DIRECTIVE:
Only the lines from the one with "Convert this screenshot" to the last line belong in your answer; write them out exactly and drop the pictures.

Records about charts and figures:
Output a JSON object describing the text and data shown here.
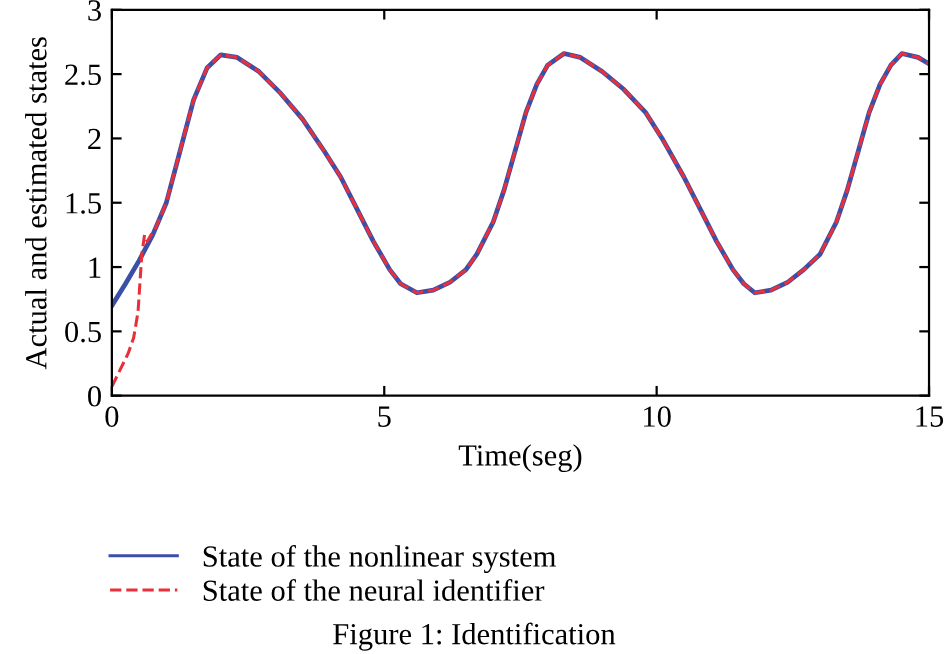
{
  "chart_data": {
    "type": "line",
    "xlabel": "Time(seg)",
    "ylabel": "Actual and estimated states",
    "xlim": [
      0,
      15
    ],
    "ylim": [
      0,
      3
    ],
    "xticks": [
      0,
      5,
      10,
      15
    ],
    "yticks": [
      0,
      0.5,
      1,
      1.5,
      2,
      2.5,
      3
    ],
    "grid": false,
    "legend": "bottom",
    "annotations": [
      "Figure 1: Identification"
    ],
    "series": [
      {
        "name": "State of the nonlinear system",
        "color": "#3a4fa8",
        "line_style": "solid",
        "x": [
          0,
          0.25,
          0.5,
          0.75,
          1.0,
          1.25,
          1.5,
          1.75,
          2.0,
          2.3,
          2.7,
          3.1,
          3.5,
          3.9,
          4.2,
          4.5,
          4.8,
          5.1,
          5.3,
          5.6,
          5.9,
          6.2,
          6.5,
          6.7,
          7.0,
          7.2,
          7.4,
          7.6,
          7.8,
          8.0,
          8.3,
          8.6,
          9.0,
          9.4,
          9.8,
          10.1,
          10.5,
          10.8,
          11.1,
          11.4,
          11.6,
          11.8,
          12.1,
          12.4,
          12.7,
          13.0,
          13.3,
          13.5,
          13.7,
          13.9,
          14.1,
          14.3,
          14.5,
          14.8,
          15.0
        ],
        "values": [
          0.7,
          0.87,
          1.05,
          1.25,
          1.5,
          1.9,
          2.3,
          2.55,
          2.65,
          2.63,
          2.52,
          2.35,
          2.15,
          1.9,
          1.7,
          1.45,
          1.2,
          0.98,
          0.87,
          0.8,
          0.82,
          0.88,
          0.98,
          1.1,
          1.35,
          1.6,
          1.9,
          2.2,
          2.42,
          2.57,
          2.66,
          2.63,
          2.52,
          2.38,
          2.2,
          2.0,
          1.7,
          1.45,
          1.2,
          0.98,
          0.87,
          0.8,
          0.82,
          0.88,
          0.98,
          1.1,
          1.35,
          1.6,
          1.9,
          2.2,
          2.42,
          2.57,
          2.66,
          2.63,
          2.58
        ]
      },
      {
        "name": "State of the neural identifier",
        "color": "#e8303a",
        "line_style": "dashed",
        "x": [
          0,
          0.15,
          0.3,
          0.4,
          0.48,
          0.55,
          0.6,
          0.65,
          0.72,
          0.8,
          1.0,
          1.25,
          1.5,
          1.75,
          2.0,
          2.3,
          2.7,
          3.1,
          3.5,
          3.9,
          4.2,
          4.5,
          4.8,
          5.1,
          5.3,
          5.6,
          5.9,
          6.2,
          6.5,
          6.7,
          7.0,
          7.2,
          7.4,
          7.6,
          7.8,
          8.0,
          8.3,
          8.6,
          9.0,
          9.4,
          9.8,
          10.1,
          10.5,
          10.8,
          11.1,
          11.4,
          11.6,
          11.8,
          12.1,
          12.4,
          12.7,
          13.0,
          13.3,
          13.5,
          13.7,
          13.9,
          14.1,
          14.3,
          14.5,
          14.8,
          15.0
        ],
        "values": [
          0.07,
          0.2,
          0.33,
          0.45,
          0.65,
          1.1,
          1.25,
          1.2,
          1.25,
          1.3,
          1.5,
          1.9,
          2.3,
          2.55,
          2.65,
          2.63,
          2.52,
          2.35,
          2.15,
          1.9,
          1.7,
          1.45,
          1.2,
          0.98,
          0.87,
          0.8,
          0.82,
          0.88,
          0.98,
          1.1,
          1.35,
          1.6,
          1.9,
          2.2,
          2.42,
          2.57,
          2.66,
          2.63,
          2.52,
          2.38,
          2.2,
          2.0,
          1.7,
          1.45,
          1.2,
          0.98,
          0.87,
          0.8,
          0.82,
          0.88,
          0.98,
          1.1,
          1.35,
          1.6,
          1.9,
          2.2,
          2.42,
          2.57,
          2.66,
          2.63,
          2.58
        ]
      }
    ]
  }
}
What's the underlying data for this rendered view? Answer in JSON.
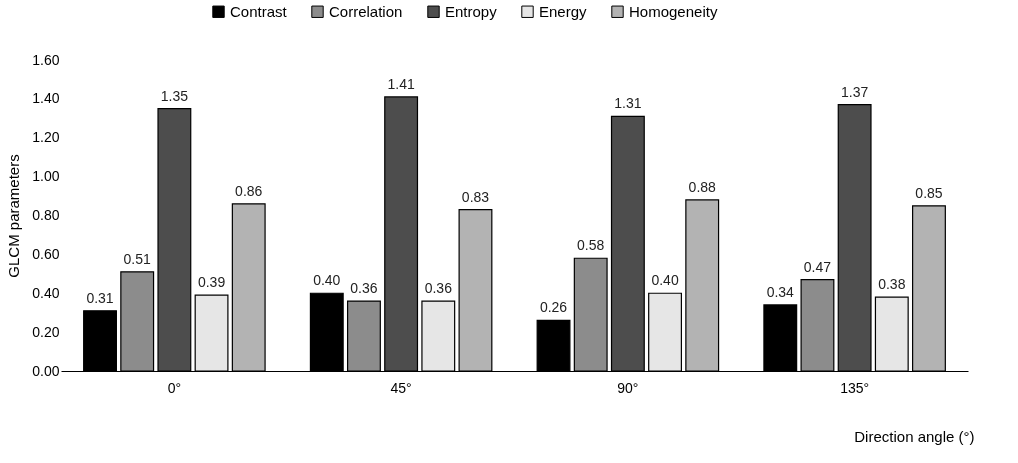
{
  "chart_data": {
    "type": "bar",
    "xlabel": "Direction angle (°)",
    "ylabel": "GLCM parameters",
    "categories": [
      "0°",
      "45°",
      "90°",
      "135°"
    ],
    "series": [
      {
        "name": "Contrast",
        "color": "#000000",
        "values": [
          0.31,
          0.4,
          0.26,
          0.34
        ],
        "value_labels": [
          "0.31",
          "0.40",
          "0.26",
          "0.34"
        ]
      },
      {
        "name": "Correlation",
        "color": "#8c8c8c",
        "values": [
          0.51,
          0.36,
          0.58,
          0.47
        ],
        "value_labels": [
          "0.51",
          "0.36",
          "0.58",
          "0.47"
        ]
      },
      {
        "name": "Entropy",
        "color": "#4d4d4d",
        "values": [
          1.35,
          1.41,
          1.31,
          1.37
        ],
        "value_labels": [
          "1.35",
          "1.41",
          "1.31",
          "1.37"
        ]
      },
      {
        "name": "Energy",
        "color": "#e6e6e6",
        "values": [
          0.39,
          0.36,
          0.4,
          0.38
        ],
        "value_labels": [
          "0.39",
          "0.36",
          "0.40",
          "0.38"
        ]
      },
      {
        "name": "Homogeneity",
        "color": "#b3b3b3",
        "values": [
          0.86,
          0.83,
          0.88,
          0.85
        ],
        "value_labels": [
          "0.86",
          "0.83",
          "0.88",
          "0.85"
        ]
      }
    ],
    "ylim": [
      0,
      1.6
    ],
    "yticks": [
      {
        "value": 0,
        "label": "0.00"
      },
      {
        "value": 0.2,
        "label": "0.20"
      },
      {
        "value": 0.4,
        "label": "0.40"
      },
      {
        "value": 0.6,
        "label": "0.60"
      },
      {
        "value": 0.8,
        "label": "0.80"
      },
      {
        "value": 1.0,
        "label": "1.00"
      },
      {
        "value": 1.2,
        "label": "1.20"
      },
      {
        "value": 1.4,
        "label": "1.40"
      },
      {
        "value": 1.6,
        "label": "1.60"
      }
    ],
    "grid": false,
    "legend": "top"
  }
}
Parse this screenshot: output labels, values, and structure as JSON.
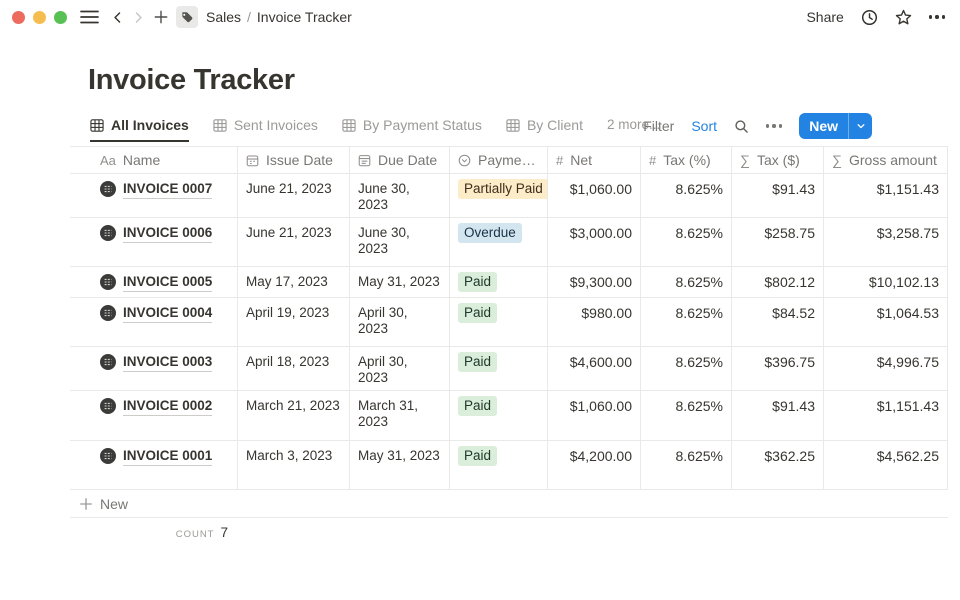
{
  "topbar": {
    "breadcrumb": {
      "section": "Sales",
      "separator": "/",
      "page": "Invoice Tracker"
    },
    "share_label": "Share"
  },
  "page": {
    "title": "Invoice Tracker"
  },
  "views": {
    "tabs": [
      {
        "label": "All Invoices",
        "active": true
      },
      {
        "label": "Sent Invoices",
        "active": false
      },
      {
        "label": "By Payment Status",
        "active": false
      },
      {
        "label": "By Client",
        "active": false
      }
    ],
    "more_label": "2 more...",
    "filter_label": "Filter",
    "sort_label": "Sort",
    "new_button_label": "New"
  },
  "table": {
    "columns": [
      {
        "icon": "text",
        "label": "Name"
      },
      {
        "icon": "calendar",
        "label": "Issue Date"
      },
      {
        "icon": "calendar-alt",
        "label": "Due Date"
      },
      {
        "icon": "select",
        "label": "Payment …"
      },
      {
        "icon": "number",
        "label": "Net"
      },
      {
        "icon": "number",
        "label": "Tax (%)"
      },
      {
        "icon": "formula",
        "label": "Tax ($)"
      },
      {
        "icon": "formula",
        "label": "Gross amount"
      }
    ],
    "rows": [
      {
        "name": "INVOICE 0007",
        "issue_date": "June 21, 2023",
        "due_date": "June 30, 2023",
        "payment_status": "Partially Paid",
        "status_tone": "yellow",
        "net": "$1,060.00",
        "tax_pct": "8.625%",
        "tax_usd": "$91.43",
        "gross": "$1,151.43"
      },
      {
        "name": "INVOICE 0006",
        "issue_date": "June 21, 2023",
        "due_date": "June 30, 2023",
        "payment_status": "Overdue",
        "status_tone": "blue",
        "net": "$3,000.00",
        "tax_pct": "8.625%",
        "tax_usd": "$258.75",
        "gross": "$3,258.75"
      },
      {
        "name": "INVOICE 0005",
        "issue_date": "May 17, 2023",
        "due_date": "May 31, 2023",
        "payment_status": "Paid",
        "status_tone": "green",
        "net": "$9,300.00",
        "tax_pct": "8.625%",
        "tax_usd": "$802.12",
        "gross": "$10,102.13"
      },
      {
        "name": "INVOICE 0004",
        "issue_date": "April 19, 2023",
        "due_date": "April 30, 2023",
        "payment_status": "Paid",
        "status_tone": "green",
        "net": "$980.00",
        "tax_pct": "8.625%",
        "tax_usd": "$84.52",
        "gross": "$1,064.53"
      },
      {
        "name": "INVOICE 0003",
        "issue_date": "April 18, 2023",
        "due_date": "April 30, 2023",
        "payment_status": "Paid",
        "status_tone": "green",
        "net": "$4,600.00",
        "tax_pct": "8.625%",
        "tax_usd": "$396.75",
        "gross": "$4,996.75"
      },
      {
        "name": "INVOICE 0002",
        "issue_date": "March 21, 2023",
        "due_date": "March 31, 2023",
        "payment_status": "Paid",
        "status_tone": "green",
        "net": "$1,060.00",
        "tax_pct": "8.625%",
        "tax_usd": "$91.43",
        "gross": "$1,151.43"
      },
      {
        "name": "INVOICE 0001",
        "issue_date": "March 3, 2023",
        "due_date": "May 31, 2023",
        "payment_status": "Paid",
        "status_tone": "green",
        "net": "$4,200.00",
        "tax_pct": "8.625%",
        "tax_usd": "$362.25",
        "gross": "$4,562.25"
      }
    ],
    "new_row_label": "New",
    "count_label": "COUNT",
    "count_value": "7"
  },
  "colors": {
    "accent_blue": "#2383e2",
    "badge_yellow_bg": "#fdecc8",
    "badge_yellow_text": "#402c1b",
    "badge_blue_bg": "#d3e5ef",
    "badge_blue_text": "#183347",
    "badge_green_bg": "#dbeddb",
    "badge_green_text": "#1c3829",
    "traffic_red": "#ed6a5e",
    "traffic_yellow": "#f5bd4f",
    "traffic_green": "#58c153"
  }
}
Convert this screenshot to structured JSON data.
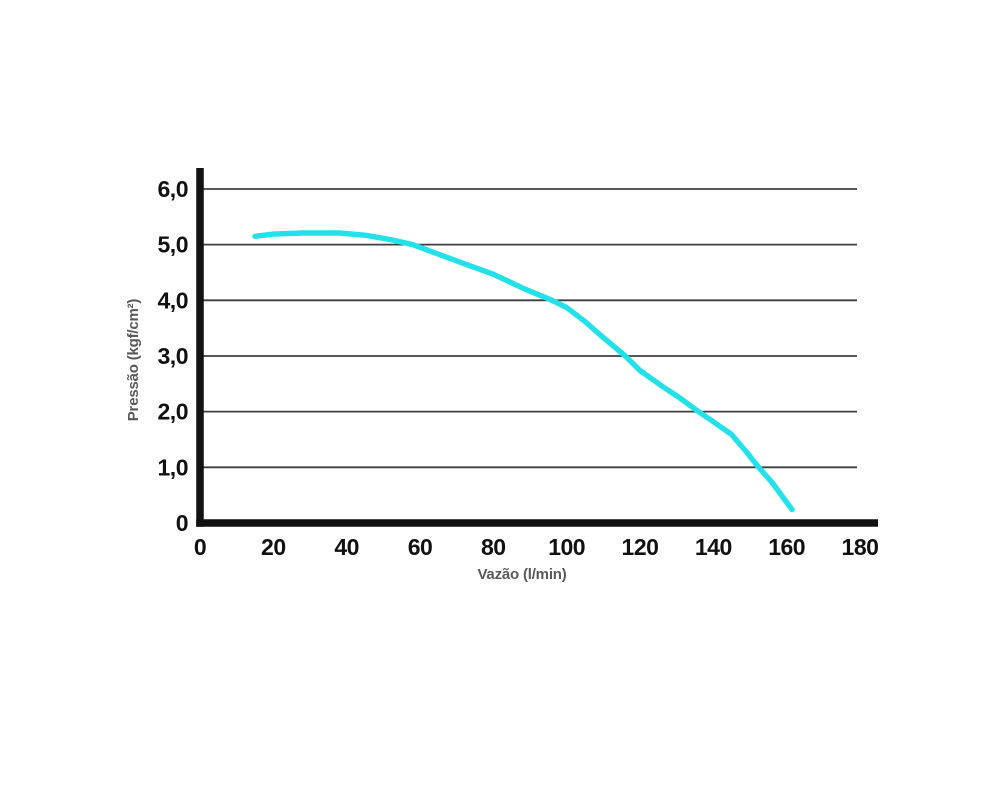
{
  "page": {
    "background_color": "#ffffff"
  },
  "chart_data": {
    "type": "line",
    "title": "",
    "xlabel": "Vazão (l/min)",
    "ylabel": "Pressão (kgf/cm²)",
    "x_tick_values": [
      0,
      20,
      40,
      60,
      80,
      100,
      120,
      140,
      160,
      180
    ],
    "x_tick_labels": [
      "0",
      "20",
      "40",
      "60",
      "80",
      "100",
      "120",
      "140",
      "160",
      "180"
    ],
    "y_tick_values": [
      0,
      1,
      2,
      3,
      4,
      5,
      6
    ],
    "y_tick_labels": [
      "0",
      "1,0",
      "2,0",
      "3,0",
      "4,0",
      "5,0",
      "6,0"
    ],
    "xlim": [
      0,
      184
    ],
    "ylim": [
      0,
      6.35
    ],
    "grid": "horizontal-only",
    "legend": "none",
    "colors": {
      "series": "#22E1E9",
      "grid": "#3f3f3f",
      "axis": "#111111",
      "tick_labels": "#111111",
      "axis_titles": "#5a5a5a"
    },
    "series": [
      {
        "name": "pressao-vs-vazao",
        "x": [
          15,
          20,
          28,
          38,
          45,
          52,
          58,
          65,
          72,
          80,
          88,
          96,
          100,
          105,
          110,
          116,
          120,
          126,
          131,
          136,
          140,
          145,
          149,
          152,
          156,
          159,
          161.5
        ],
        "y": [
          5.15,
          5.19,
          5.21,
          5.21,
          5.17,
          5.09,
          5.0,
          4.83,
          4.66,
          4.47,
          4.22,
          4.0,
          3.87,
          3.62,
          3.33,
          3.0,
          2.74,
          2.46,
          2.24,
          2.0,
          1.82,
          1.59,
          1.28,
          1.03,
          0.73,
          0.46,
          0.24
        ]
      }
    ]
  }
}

WORKED ANSWER:
Convert this screenshot to structured JSON data.
{
  "page": {
    "background_color": "#ffffff"
  },
  "chart_data": {
    "type": "line",
    "title": "",
    "xlabel": "Vazão (l/min)",
    "ylabel": "Pressão (kgf/cm²)",
    "x_tick_values": [
      0,
      20,
      40,
      60,
      80,
      100,
      120,
      140,
      160,
      180
    ],
    "x_tick_labels": [
      "0",
      "20",
      "40",
      "60",
      "80",
      "100",
      "120",
      "140",
      "160",
      "180"
    ],
    "y_tick_values": [
      0,
      1,
      2,
      3,
      4,
      5,
      6
    ],
    "y_tick_labels": [
      "0",
      "1,0",
      "2,0",
      "3,0",
      "4,0",
      "5,0",
      "6,0"
    ],
    "xlim": [
      0,
      184
    ],
    "ylim": [
      0,
      6.35
    ],
    "grid": "horizontal-only",
    "legend": "none",
    "colors": {
      "series": "#22E1E9",
      "grid": "#3f3f3f",
      "axis": "#111111",
      "tick_labels": "#111111",
      "axis_titles": "#5a5a5a"
    },
    "series": [
      {
        "name": "pressao-vs-vazao",
        "x": [
          15,
          20,
          28,
          38,
          45,
          52,
          58,
          65,
          72,
          80,
          88,
          96,
          100,
          105,
          110,
          116,
          120,
          126,
          131,
          136,
          140,
          145,
          149,
          152,
          156,
          159,
          161.5
        ],
        "y": [
          5.15,
          5.19,
          5.21,
          5.21,
          5.17,
          5.09,
          5.0,
          4.83,
          4.66,
          4.47,
          4.22,
          4.0,
          3.87,
          3.62,
          3.33,
          3.0,
          2.74,
          2.46,
          2.24,
          2.0,
          1.82,
          1.59,
          1.28,
          1.03,
          0.73,
          0.46,
          0.24
        ]
      }
    ]
  }
}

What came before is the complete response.